━━ RECORDS SHOWN ━━

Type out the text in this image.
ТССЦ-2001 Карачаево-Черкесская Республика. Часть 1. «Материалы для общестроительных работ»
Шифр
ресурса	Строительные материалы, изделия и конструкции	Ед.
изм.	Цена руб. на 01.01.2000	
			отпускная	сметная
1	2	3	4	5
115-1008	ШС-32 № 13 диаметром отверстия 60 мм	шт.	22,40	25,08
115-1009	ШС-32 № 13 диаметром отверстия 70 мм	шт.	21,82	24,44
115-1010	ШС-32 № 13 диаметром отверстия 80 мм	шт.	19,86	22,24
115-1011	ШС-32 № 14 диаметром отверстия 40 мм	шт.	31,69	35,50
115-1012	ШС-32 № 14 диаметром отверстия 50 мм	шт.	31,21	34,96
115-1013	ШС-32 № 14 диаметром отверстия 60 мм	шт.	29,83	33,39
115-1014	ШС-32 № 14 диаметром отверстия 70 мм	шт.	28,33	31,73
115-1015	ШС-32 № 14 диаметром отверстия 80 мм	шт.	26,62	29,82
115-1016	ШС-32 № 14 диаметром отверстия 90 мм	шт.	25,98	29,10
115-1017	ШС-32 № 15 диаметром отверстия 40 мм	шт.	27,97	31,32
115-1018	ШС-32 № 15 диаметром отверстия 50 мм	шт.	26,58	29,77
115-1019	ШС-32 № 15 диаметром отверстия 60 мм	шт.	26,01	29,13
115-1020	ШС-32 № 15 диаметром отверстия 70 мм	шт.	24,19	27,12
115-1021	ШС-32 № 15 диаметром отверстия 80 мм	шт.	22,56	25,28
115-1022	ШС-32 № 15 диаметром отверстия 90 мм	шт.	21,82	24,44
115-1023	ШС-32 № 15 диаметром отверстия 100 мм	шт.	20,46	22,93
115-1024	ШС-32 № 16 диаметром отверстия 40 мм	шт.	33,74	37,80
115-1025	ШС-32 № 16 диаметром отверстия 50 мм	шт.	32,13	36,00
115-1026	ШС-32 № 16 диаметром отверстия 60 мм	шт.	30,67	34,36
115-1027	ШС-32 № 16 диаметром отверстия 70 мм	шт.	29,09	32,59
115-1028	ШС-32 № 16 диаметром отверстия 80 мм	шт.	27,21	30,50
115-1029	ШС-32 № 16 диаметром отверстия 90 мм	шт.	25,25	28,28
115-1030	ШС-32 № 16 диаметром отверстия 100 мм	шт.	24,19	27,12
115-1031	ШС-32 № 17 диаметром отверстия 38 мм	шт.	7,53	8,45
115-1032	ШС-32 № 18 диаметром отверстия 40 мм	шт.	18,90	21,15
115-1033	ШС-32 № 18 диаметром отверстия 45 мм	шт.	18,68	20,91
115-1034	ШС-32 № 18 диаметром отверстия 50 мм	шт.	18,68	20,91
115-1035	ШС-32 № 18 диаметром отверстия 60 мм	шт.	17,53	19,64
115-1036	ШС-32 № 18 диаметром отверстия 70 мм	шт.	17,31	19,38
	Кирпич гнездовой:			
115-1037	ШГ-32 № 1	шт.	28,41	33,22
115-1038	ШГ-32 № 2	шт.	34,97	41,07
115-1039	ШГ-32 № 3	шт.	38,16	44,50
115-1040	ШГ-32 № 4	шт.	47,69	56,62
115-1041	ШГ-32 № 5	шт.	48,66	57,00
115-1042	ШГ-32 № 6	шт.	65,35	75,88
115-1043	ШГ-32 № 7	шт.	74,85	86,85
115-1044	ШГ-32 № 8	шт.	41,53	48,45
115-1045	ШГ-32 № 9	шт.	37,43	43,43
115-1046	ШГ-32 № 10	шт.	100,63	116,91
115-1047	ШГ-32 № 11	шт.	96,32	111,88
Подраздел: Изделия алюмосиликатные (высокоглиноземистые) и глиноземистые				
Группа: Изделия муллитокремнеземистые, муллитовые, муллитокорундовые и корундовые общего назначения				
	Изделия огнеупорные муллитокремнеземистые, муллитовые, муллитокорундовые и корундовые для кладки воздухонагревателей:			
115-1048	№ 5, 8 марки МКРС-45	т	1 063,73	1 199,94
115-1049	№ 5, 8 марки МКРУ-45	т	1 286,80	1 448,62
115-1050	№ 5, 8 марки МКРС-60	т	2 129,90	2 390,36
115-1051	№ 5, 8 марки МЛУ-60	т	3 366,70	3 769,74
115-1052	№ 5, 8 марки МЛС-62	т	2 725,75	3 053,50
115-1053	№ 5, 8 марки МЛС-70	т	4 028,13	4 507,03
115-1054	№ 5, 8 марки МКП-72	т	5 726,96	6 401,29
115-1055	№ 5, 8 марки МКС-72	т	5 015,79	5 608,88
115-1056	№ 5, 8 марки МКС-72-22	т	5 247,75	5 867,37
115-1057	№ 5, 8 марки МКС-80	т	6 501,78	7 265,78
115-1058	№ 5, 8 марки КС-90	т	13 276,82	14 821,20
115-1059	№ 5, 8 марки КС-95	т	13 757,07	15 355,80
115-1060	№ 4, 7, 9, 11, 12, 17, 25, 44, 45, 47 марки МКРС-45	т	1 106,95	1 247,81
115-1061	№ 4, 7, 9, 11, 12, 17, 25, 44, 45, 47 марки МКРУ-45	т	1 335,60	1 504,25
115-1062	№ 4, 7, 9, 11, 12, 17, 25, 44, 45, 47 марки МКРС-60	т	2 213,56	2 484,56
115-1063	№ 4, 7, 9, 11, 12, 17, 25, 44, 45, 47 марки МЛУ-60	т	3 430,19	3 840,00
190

━━━

- [GIVEN INSTRUCTION] Your task is to output the full set of records exactly as presented.

- [EXERCISE RESPONSE]
Type out the text in this image.
ТССЦ-2001 Карачаево-Черкесская Республика. Часть 1. «Материалы для общестроительных работ»
Шифр
ресурса	Строительные материалы, изделия и конструкции	Ед.
изм.	Цена руб. на 01.01.2000	
			отпускная	сметная
1	2	3	4	5
115-1008	ШС-32 № 13 диаметром отверстия 60 мм	шт.	22,40	25,08
115-1009	ШС-32 № 13 диаметром отверстия 70 мм	шт.	21,82	24,44
115-1010	ШС-32 № 13 диаметром отверстия 80 мм	шт.	19,86	22,24
115-1011	ШС-32 № 14 диаметром отверстия 40 мм	шт.	31,69	35,50
115-1012	ШС-32 № 14 диаметром отверстия 50 мм	шт.	31,21	34,96
115-1013	ШС-32 № 14 диаметром отверстия 60 мм	шт.	29,83	33,39
115-1014	ШС-32 № 14 диаметром отверстия 70 мм	шт.	28,33	31,73
115-1015	ШС-32 № 14 диаметром отверстия 80 мм	шт.	26,62	29,82
115-1016	ШС-32 № 14 диаметром отверстия 90 мм	шт.	25,98	29,10
115-1017	ШС-32 № 15 диаметром отверстия 40 мм	шт.	27,97	31,32
115-1018	ШС-32 № 15 диаметром отверстия 50 мм	шт.	26,58	29,77
115-1019	ШС-32 № 15 диаметром отверстия 60 мм	шт.	26,01	29,13
115-1020	ШС-32 № 15 диаметром отверстия 70 мм	шт.	24,19	27,12
115-1021	ШС-32 № 15 диаметром отверстия 80 мм	шт.	22,56	25,28
115-1022	ШС-32 № 15 диаметром отверстия 90 мм	шт.	21,82	24,44
115-1023	ШС-32 № 15 диаметром отверстия 100 мм	шт.	20,46	22,93
115-1024	ШС-32 № 16 диаметром отверстия 40 мм	шт.	33,74	37,80
115-1025	ШС-32 № 16 диаметром отверстия 50 мм	шт.	32,13	36,00
115-1026	ШС-32 № 16 диаметром отверстия 60 мм	шт.	30,67	34,36
115-1027	ШС-32 № 16 диаметром отверстия 70 мм	шт.	29,09	32,59
115-1028	ШС-32 № 16 диаметром отверстия 80 мм	шт.	27,21	30,50
115-1029	ШС-32 № 16 диаметром отверстия 90 мм	шт.	25,25	28,28
115-1030	ШС-32 № 16 диаметром отверстия 100 мм	шт.	24,19	27,12
115-1031	ШС-32 № 17 диаметром отверстия 38 мм	шт.	7,53	8,45
115-1032	ШС-32 № 18 диаметром отверстия 40 мм	шт.	18,90	21,15
115-1033	ШС-32 № 18 диаметром отверстия 45 мм	шт.	18,68	20,91
115-1034	ШС-32 № 18 диаметром отверстия 50 мм	шт.	18,68	20,91
115-1035	ШС-32 № 18 диаметром отверстия 60 мм	шт.	17,53	19,64
115-1036	ШС-32 № 18 диаметром отверстия 70 мм	шт.	17,31	19,38
	Кирпич гнездовой:			
115-1037	ШГ-32 № 1	шт.	28,41	33,22
115-1038	ШГ-32 № 2	шт.	34,97	41,07
115-1039	ШГ-32 № 3	шт.	38,16	44,50
115-1040	ШГ-32 № 4	шт.	47,69	56,62
115-1041	ШГ-32 № 5	шт.	48,66	57,00
115-1042	ШГ-32 № 6	шт.	65,35	75,88
115-1043	ШГ-32 № 7	шт.	74,85	86,85
115-1044	ШГ-32 № 8	шт.	41,53	48,45
115-1045	ШГ-32 № 9	шт.	37,43	43,43
115-1046	ШГ-32 № 10	шт.	100,63	116,91
115-1047	ШГ-32 № 11	шт.	96,32	111,88
Подраздел: Изделия алюмосиликатные (высокоглиноземистые) и глиноземистые				
Группа: Изделия муллитокремнеземистые, муллитовые, муллитокорундовые и корундовые общего назначения				
	Изделия огнеупорные муллитокремнеземистые, муллитовые, муллитокорундовые и корундовые для кладки воздухонагревателей:			
115-1048	№ 5, 8 марки МКРС-45	т	1 063,73	1 199,94
115-1049	№ 5, 8 марки МКРУ-45	т	1 286,80	1 448,62
115-1050	№ 5, 8 марки МКРС-60	т	2 129,90	2 390,36
115-1051	№ 5, 8 марки МЛУ-60	т	3 366,70	3 769,74
115-1052	№ 5, 8 марки МЛС-62	т	2 725,75	3 053,50
115-1053	№ 5, 8 марки МЛС-70	т	4 028,13	4 507,03
115-1054	№ 5, 8 марки МКП-72	т	5 726,96	6 401,29
115-1055	№ 5, 8 марки МКС-72	т	5 015,79	5 608,88
115-1056	№ 5, 8 марки МКС-72-22	т	5 247,75	5 867,37
115-1057	№ 5, 8 марки МКС-80	т	6 501,78	7 265,78
115-1058	№ 5, 8 марки КС-90	т	13 276,82	14 821,20
115-1059	№ 5, 8 марки КС-95	т	13 757,07	15 355,80
115-1060	№ 4, 7, 9, 11, 12, 17, 25, 44, 45, 47 марки МКРС-45	т	1 106,95	1 247,81
115-1061	№ 4, 7, 9, 11, 12, 17, 25, 44, 45, 47 марки МКРУ-45	т	1 335,60	1 504,25
115-1062	№ 4, 7, 9, 11, 12, 17, 25, 44, 45, 47 марки МКРС-60	т	2 213,56	2 484,56
115-1063	№ 4, 7, 9, 11, 12, 17, 25, 44, 45, 47 марки МЛУ-60	т	3 430,19	3 840,00
190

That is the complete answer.